Texte du document -

----

Dieu et César, Dieu ou César? (2) - Forum protestant

Dieu et César, Dieu ou César? (2)

«La relation du christianisme à l’État est celle d’une sacralisation désacralisante»: après avoir dans la première partie de cet article montré l’ambivalence des sources bibliques et l’une des extrémités du spectre théologico-politique incarnée par Hobbes, Adrien Boniteau va voir ce qui se passe à l’autre extrémité avec Tolstoï. Avant de trouver dans Pascal, une pensée qui «tente de concilier les thèses de l’anarchisme chrétien et de l’étatisme théologique pour mieux les dépasser».

Deuxième partie de l’article publié dans Foi&Vie 2022/2.

Lire la première partie sur notre site.

 

2. L’anarchisme chrétien: Dieu contre César

La première solution pour résoudre le problème théologico-politique du christianisme revient donc à écarter le principe pétrinien en associant Dieu et César, c’est à dire en faisant de César le seul et unique représentant de Dieu sur terre. Cela permet de postuler que nul ne peut obéir à Dieu s’il n’obéit à l’État. Le principe paulinien devient ainsi absolu. Une autre solution, qui se place cette fois-ci à l’autre extrémité du spectre théologico-politique, l’anarchisme chrétien (1), consiste à nuancer fortement le principe paulinien et à orienter le principe pétrinien dans une orientation des plus radicales. Si César n’est rien ou, pire, si César est le représentant terrestre du mal, une puissance diabolique, alors il convient de lui résister si l’on désire être fidèle à Dieu. Alors que Hobbes choisit de réduire les essentialia au strict minimum de «Jésus est le Christ» et à classer toute autre considération parmi les adiaphora, les anarchistes chrétiens et la critique théologique de l’État ont tendance à étendre au maximum le champ des essentialia. Pour être un chrétien authentique, il ne suffit pas de croire en certains dogmes et de pratiquer sa religion: il convient également, et surtout, d’étendre le christianisme à l’économie, la société et la politique. La conversion personnelle doit in fine se traduire par une révolution politique ou sociale. Alors que Hobbes défend une sorte de minimalisme dogmatique, les anarchistes chrétiens théorisent un christianisme maximaliste susceptible d’être non seulement spirituel, mais également social et politique.

----

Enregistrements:
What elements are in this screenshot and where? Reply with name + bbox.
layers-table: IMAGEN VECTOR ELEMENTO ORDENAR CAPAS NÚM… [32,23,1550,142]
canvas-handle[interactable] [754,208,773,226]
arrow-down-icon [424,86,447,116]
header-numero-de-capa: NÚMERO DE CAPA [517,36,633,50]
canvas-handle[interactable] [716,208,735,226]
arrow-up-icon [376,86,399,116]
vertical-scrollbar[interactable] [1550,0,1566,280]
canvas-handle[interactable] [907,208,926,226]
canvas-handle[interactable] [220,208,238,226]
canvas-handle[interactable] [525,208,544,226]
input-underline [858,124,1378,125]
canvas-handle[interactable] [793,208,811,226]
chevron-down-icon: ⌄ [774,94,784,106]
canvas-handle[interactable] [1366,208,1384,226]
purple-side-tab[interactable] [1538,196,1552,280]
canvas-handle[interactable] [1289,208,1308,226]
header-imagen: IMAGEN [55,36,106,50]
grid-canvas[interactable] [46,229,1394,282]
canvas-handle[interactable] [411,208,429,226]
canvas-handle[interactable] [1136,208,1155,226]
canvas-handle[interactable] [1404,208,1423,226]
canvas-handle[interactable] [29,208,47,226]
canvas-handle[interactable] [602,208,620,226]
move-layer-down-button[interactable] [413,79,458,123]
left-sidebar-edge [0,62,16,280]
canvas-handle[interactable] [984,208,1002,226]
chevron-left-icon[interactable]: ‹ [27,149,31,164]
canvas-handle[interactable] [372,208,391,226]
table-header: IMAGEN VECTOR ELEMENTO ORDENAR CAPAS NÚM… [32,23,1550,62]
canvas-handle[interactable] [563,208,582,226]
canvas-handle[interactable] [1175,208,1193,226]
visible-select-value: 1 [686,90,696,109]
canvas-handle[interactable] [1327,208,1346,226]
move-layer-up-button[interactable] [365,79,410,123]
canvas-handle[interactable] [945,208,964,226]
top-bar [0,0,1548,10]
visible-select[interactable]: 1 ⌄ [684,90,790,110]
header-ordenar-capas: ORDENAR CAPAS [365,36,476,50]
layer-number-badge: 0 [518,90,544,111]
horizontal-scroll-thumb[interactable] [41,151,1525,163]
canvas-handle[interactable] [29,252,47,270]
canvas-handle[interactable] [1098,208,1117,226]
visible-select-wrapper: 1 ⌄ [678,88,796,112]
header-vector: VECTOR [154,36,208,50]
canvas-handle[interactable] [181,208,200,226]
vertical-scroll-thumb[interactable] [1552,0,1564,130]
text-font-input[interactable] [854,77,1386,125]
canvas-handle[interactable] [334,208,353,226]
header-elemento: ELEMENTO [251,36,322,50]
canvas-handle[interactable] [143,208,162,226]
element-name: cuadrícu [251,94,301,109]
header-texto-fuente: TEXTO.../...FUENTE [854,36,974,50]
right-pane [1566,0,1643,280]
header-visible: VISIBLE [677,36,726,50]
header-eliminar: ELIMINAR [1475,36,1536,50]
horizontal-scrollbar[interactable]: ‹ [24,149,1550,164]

----

Consigne à suivre - Selon le texte sur l'anarchisme chrétien, en quoi la conversion personnelle doit-elle in fine se traduire ?

Réponse - En une révolution politique ou sociale.